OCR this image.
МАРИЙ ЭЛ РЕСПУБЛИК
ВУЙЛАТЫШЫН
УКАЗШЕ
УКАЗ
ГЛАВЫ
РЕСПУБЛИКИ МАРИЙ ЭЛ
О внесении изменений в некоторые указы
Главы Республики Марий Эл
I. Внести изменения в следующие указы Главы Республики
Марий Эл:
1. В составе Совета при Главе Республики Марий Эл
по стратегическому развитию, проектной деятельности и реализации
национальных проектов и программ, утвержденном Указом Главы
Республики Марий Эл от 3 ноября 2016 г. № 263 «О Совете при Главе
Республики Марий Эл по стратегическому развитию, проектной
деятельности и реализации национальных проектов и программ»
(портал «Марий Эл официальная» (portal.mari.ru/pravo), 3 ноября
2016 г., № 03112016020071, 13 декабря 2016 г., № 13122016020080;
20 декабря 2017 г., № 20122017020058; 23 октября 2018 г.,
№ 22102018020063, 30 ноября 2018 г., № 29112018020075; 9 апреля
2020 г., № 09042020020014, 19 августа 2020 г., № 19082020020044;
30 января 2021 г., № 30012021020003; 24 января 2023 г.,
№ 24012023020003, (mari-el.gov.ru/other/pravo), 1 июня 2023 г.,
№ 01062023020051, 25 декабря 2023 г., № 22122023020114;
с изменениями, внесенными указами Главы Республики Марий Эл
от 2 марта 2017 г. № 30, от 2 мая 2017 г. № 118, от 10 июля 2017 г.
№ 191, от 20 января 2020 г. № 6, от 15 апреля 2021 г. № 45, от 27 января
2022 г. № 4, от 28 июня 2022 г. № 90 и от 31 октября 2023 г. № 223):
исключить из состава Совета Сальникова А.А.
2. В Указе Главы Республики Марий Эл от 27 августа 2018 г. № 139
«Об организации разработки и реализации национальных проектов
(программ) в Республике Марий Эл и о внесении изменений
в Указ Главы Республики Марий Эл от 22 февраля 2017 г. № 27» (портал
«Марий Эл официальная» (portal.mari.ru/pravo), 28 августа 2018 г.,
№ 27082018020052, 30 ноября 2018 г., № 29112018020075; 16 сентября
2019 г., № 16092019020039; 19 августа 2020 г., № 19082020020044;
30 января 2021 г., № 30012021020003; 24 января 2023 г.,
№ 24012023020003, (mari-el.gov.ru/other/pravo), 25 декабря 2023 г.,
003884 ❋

◆ ◆ ◆ ◆

◆ **What to do**
Point out every line holding the string "апреля" and copy it.

◆ **Problem solution**
№ 22102018020063, 30 ноября 2018 г., № 29112018020075; 9 апреля
№ 191, от 20 января 2020 г. № 6, от 15 апреля 2021 г. № 45, от 27 января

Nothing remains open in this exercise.